## What you need to do
Every entry should be repeated exactly. Omit the pictures.

:: Material for this exercise ::

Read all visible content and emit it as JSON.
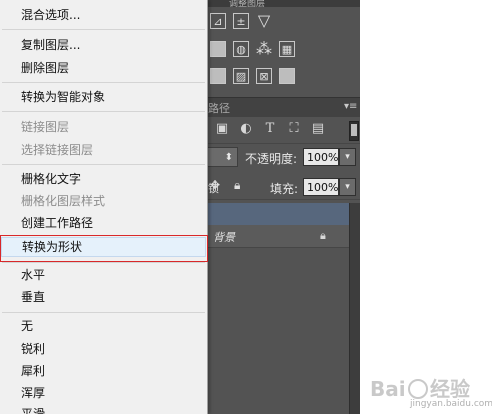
{
  "menu": {
    "items": [
      {
        "id": "blend-options",
        "label": "混合选项...",
        "enabled": true
      },
      {
        "id": "duplicate-layer",
        "label": "复制图层...",
        "enabled": true
      },
      {
        "id": "delete-layer",
        "label": "删除图层",
        "enabled": true
      },
      {
        "id": "convert-smart-object",
        "label": "转换为智能对象",
        "enabled": true
      },
      {
        "id": "link-layers",
        "label": "链接图层",
        "enabled": false
      },
      {
        "id": "select-linked-layers",
        "label": "选择链接图层",
        "enabled": false
      },
      {
        "id": "rasterize-type",
        "label": "栅格化文字",
        "enabled": true
      },
      {
        "id": "rasterize-layer-style",
        "label": "栅格化图层样式",
        "enabled": false
      },
      {
        "id": "create-work-path",
        "label": "创建工作路径",
        "enabled": true
      },
      {
        "id": "convert-to-shape",
        "label": "转换为形状",
        "enabled": true,
        "hovered": true
      },
      {
        "id": "horizontal",
        "label": "水平",
        "enabled": true
      },
      {
        "id": "vertical",
        "label": "垂直",
        "enabled": true
      },
      {
        "id": "aa-none",
        "label": "无",
        "enabled": true
      },
      {
        "id": "aa-sharp",
        "label": "锐利",
        "enabled": true
      },
      {
        "id": "aa-crisp",
        "label": "犀利",
        "enabled": true
      },
      {
        "id": "aa-strong",
        "label": "浑厚",
        "enabled": true
      },
      {
        "id": "aa-smooth",
        "label": "平滑",
        "enabled": true
      }
    ]
  },
  "panel": {
    "tab_label": "路径",
    "menu_icon": "▾≡",
    "opacity_label": "不透明度:",
    "opacity_value": "100%",
    "fill_label": "填充:",
    "fill_value": "100%",
    "lock_label": "锁",
    "layer_name": "背景",
    "top_text": "调整图层",
    "blend_arrow": "⬍",
    "dropdown_arrow": "▾"
  },
  "watermark": {
    "text": "jingyan.baidu.com"
  },
  "colors": {
    "highlight": "#d8282a",
    "selected_layer": "#57677d",
    "menu_bg": "#f0f0f0",
    "panel_bg": "#535353"
  }
}
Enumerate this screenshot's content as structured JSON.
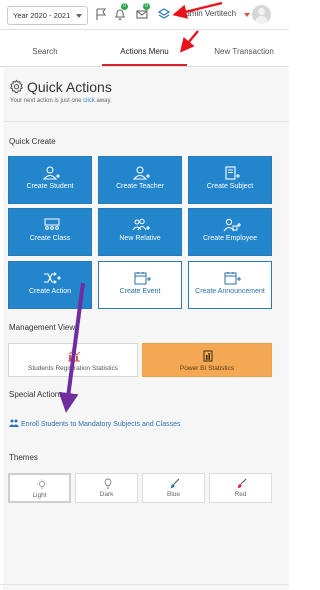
{
  "topbar": {
    "year_select": "Year 2020 - 2021",
    "notifications_badge": "0",
    "messages_badge": "0",
    "user_name": "Admin Vertitech"
  },
  "tabs": [
    {
      "label": "Search"
    },
    {
      "label": "Actions Menu",
      "active": true
    },
    {
      "label": "New Transaction"
    }
  ],
  "quick_actions": {
    "title": "Quick Actions",
    "subtitle_prefix": "Your next action is just one ",
    "subtitle_link": "click",
    "subtitle_suffix": " away."
  },
  "quick_create": {
    "label": "Quick Create",
    "buttons": [
      {
        "label": "Create Student",
        "icon": "user-plus-icon",
        "style": "filled"
      },
      {
        "label": "Create Teacher",
        "icon": "user-plus-icon",
        "style": "filled"
      },
      {
        "label": "Create Subject",
        "icon": "book-plus-icon",
        "style": "filled"
      },
      {
        "label": "Create Class",
        "icon": "class-group-icon",
        "style": "filled"
      },
      {
        "label": "New Relative",
        "icon": "users-plus-icon",
        "style": "filled"
      },
      {
        "label": "Create Employee",
        "icon": "user-lock-plus-icon",
        "style": "filled"
      },
      {
        "label": "Create Action",
        "icon": "shuffle-plus-icon",
        "style": "filled"
      },
      {
        "label": "Create Event",
        "icon": "calendar-plus-icon",
        "style": "outline"
      },
      {
        "label": "Create Announcement",
        "icon": "calendar-plus-icon",
        "style": "outline"
      }
    ]
  },
  "management_views": {
    "label": "Management Views",
    "buttons": [
      {
        "label": "Students Registration Statistics",
        "icon": "bar-chart-icon"
      },
      {
        "label": "Power BI Statistics",
        "icon": "power-bi-icon"
      }
    ]
  },
  "special_actions": {
    "label": "Special Actions",
    "link": "Enroll Students to Mandatory Subjects and Classes"
  },
  "themes": {
    "label": "Themes",
    "options": [
      {
        "label": "Light",
        "icon": "lightbulb-icon",
        "selected": true
      },
      {
        "label": "Dark",
        "icon": "lightbulb-off-icon"
      },
      {
        "label": "Blue",
        "icon": "brush-icon"
      },
      {
        "label": "Red",
        "icon": "brush-icon"
      }
    ]
  },
  "colors": {
    "primary_blue": "#2385cc",
    "accent_red": "#d9232d",
    "powerbi_orange": "#f4a853",
    "annotation_red": "#e8131b",
    "annotation_purple": "#6f2d9e"
  }
}
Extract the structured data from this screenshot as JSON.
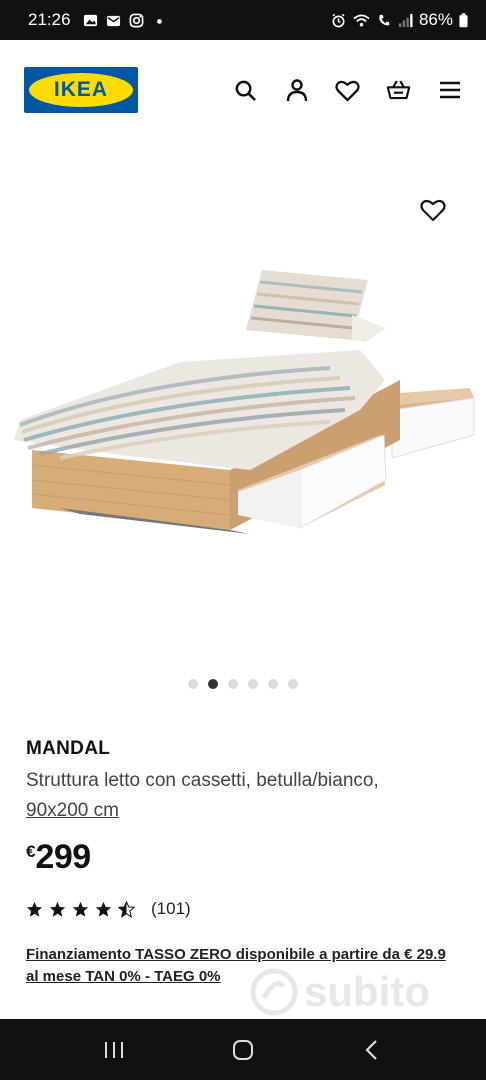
{
  "status_bar": {
    "time": "21:26",
    "battery": "86%"
  },
  "brand": {
    "logo_text": "IKEA",
    "blue": "#0058a3",
    "yellow": "#ffdb00"
  },
  "header": {
    "icons": [
      "search-icon",
      "account-icon",
      "heart-icon",
      "basket-icon",
      "menu-icon"
    ]
  },
  "gallery": {
    "image_count": 6,
    "active_index": 1
  },
  "product": {
    "name": "MANDAL",
    "description": "Struttura letto con cassetti, betulla/bianco,",
    "size": "90x200 cm",
    "currency": "€",
    "price": "299",
    "rating": 4.5,
    "review_count": "(101)",
    "financing": "Finanziamento TASSO ZERO disponibile a partire da € 29.9 al mese TAN 0% - TAEG 0%"
  },
  "watermark": {
    "text": "subito"
  }
}
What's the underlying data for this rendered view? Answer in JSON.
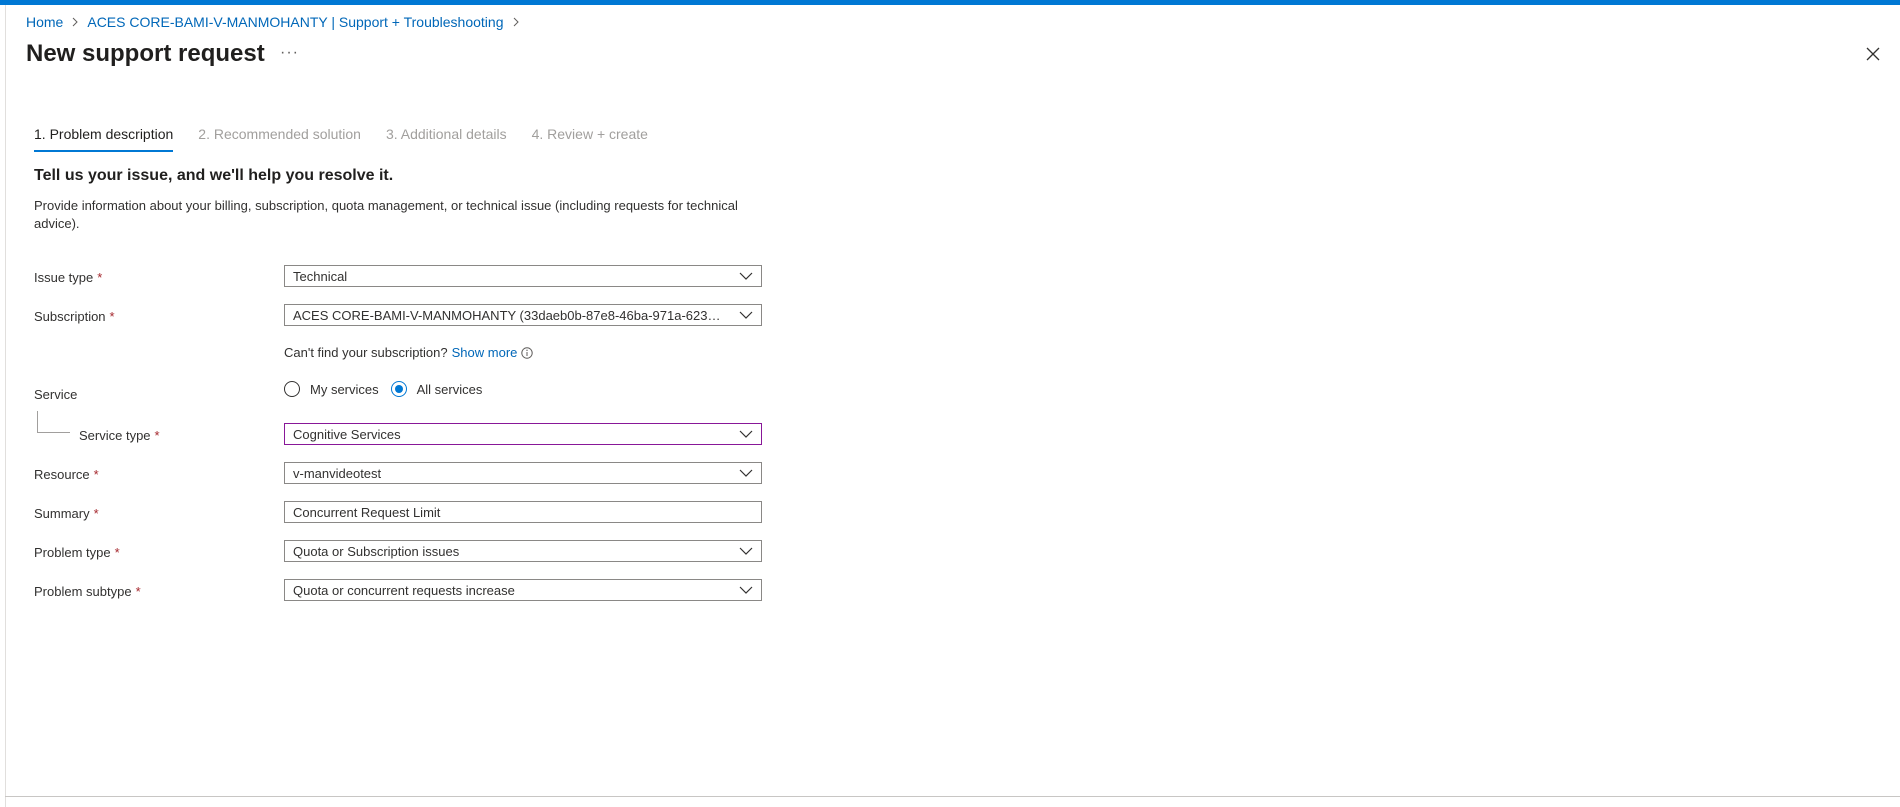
{
  "breadcrumb": {
    "home": "Home",
    "resource": "ACES CORE-BAMI-V-MANMOHANTY | Support + Troubleshooting"
  },
  "page": {
    "title": "New support request",
    "more": "···"
  },
  "tabs": [
    {
      "label": "1. Problem description",
      "active": true
    },
    {
      "label": "2. Recommended solution",
      "active": false
    },
    {
      "label": "3. Additional details",
      "active": false
    },
    {
      "label": "4. Review + create",
      "active": false
    }
  ],
  "intro": {
    "heading": "Tell us your issue, and we'll help you resolve it.",
    "description": "Provide information about your billing, subscription, quota management, or technical issue (including requests for technical advice)."
  },
  "form": {
    "required_mark": "*",
    "issue_type": {
      "label": "Issue type",
      "value": "Technical"
    },
    "subscription": {
      "label": "Subscription",
      "value": "ACES CORE-BAMI-V-MANMOHANTY (33daeb0b-87e8-46ba-971a-623216..."
    },
    "subscription_hint": {
      "text": "Can't find your subscription?",
      "link": "Show more"
    },
    "service": {
      "label": "Service",
      "option_my": "My services",
      "option_all": "All services",
      "selected": "All services"
    },
    "service_type": {
      "label": "Service type",
      "value": "Cognitive Services"
    },
    "resource": {
      "label": "Resource",
      "value": "v-manvideotest"
    },
    "summary": {
      "label": "Summary",
      "value": "Concurrent Request Limit"
    },
    "problem_type": {
      "label": "Problem type",
      "value": "Quota or Subscription issues"
    },
    "problem_subtype": {
      "label": "Problem subtype",
      "value": "Quota or concurrent requests increase"
    }
  },
  "colors": {
    "accent": "#0078d4",
    "link": "#0067b8",
    "required": "#a4262c",
    "focus_border": "#881798"
  },
  "icons": {
    "close": "close-icon",
    "chevron": "chevron-down-icon",
    "info": "info-icon",
    "breadcrumb_sep": "chevron-right-icon"
  }
}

:::

## Task output
Read all visible content and emit it as JSON.
{
  "menu": {
    "items": [
      {
        "id": "blend-options",
        "label": "混合选项...",
        "enabled": true
      },
      {
        "id": "duplicate-layer",
        "label": "复制图层...",
        "enabled": true
      },
      {
        "id": "delete-layer",
        "label": "删除图层",
        "enabled": true
      },
      {
        "id": "convert-smart-object",
        "label": "转换为智能对象",
        "enabled": true
      },
      {
        "id": "link-layers",
        "label": "链接图层",
        "enabled": false
      },
      {
        "id": "select-linked-layers",
        "label": "选择链接图层",
        "enabled": false
      },
      {
        "id": "rasterize-type",
        "label": "栅格化文字",
        "enabled": true
      },
      {
        "id": "rasterize-layer-style",
        "label": "栅格化图层样式",
        "enabled": false
      },
      {
        "id": "create-work-path",
        "label": "创建工作路径",
        "enabled": true
      },
      {
        "id": "convert-to-shape",
        "label": "转换为形状",
        "enabled": true,
        "hovered": true
      },
      {
        "id": "horizontal",
        "label": "水平",
        "enabled": true
      },
      {
        "id": "vertical",
        "label": "垂直",
        "enabled": true
      },
      {
        "id": "aa-none",
        "label": "无",
        "enabled": true
      },
      {
        "id": "aa-sharp",
        "label": "锐利",
        "enabled": true
      },
      {
        "id": "aa-crisp",
        "label": "犀利",
        "enabled": true
      },
      {
        "id": "aa-strong",
        "label": "浑厚",
        "enabled": true
      },
      {
        "id": "aa-smooth",
        "label": "平滑",
        "enabled": true
      }
    ]
  },
  "panel": {
    "tab_label": "路径",
    "menu_icon": "▾≡",
    "opacity_label": "不透明度:",
    "opacity_value": "100%",
    "fill_label": "填充:",
    "fill_value": "100%",
    "lock_label": "锁",
    "layer_name": "背景",
    "top_text": "调整图层",
    "blend_arrow": "⬍",
    "dropdown_arrow": "▾"
  },
  "watermark": {
    "text": "jingyan.baidu.com"
  },
  "colors": {
    "highlight": "#d8282a",
    "selected_layer": "#57677d",
    "menu_bg": "#f0f0f0",
    "panel_bg": "#535353"
  }
}
Enumerate this screenshot's content as structured JSON.
{
  "topbar": {
    "year_select": "Year 2020 - 2021",
    "notifications_badge": "0",
    "messages_badge": "0",
    "user_name": "Admin Vertitech"
  },
  "tabs": [
    {
      "label": "Search"
    },
    {
      "label": "Actions Menu",
      "active": true
    },
    {
      "label": "New Transaction"
    }
  ],
  "quick_actions": {
    "title": "Quick Actions",
    "subtitle_prefix": "Your next action is just one ",
    "subtitle_link": "click",
    "subtitle_suffix": " away."
  },
  "quick_create": {
    "label": "Quick Create",
    "buttons": [
      {
        "label": "Create Student",
        "icon": "user-plus-icon",
        "style": "filled"
      },
      {
        "label": "Create Teacher",
        "icon": "user-plus-icon",
        "style": "filled"
      },
      {
        "label": "Create Subject",
        "icon": "book-plus-icon",
        "style": "filled"
      },
      {
        "label": "Create Class",
        "icon": "class-group-icon",
        "style": "filled"
      },
      {
        "label": "New Relative",
        "icon": "users-plus-icon",
        "style": "filled"
      },
      {
        "label": "Create Employee",
        "icon": "user-lock-plus-icon",
        "style": "filled"
      },
      {
        "label": "Create Action",
        "icon": "shuffle-plus-icon",
        "style": "filled"
      },
      {
        "label": "Create Event",
        "icon": "calendar-plus-icon",
        "style": "outline"
      },
      {
        "label": "Create Announcement",
        "icon": "calendar-plus-icon",
        "style": "outline"
      }
    ]
  },
  "management_views": {
    "label": "Management Views",
    "buttons": [
      {
        "label": "Students Registration Statistics",
        "icon": "bar-chart-icon"
      },
      {
        "label": "Power BI Statistics",
        "icon": "power-bi-icon"
      }
    ]
  },
  "special_actions": {
    "label": "Special Actions",
    "link": "Enroll Students to Mandatory Subjects and Classes"
  },
  "themes": {
    "label": "Themes",
    "options": [
      {
        "label": "Light",
        "icon": "lightbulb-icon",
        "selected": true
      },
      {
        "label": "Dark",
        "icon": "lightbulb-off-icon"
      },
      {
        "label": "Blue",
        "icon": "brush-icon"
      },
      {
        "label": "Red",
        "icon": "brush-icon"
      }
    ]
  },
  "colors": {
    "primary_blue": "#2385cc",
    "accent_red": "#d9232d",
    "powerbi_orange": "#f4a853",
    "annotation_red": "#e8131b",
    "annotation_purple": "#6f2d9e"
  }
}
Extract the structured data from this screenshot as JSON.
{
  "status_bar": {
    "time": "21:26",
    "battery": "86%"
  },
  "brand": {
    "logo_text": "IKEA",
    "blue": "#0058a3",
    "yellow": "#ffdb00"
  },
  "header": {
    "icons": [
      "search-icon",
      "account-icon",
      "heart-icon",
      "basket-icon",
      "menu-icon"
    ]
  },
  "gallery": {
    "image_count": 6,
    "active_index": 1
  },
  "product": {
    "name": "MANDAL",
    "description": "Struttura letto con cassetti, betulla/bianco,",
    "size": "90x200 cm",
    "currency": "€",
    "price": "299",
    "rating": 4.5,
    "review_count": "(101)",
    "financing": "Finanziamento TASSO ZERO disponibile a partire da € 29.9 al mese TAN 0% - TAEG 0%"
  },
  "watermark": {
    "text": "subito"
  }
}
What's the underlying data for this rendered view? Answer in JSON.
{
  "breadcrumb": {
    "home": "Home",
    "resource": "ACES CORE-BAMI-V-MANMOHANTY | Support + Troubleshooting"
  },
  "page": {
    "title": "New support request",
    "more": "···"
  },
  "tabs": [
    {
      "label": "1. Problem description",
      "active": true
    },
    {
      "label": "2. Recommended solution",
      "active": false
    },
    {
      "label": "3. Additional details",
      "active": false
    },
    {
      "label": "4. Review + create",
      "active": false
    }
  ],
  "intro": {
    "heading": "Tell us your issue, and we'll help you resolve it.",
    "description": "Provide information about your billing, subscription, quota management, or technical issue (including requests for technical advice)."
  },
  "form": {
    "required_mark": "*",
    "issue_type": {
      "label": "Issue type",
      "value": "Technical"
    },
    "subscription": {
      "label": "Subscription",
      "value": "ACES CORE-BAMI-V-MANMOHANTY (33daeb0b-87e8-46ba-971a-623216..."
    },
    "subscription_hint": {
      "text": "Can't find your subscription?",
      "link": "Show more"
    },
    "service": {
      "label": "Service",
      "option_my": "My services",
      "option_all": "All services",
      "selected": "All services"
    },
    "service_type": {
      "label": "Service type",
      "value": "Cognitive Services"
    },
    "resource": {
      "label": "Resource",
      "value": "v-manvideotest"
    },
    "summary": {
      "label": "Summary",
      "value": "Concurrent Request Limit"
    },
    "problem_type": {
      "label": "Problem type",
      "value": "Quota or Subscription issues"
    },
    "problem_subtype": {
      "label": "Problem subtype",
      "value": "Quota or concurrent requests increase"
    }
  },
  "colors": {
    "accent": "#0078d4",
    "link": "#0067b8",
    "required": "#a4262c",
    "focus_border": "#881798"
  },
  "icons": {
    "close": "close-icon",
    "chevron": "chevron-down-icon",
    "info": "info-icon",
    "breadcrumb_sep": "chevron-right-icon"
  }
}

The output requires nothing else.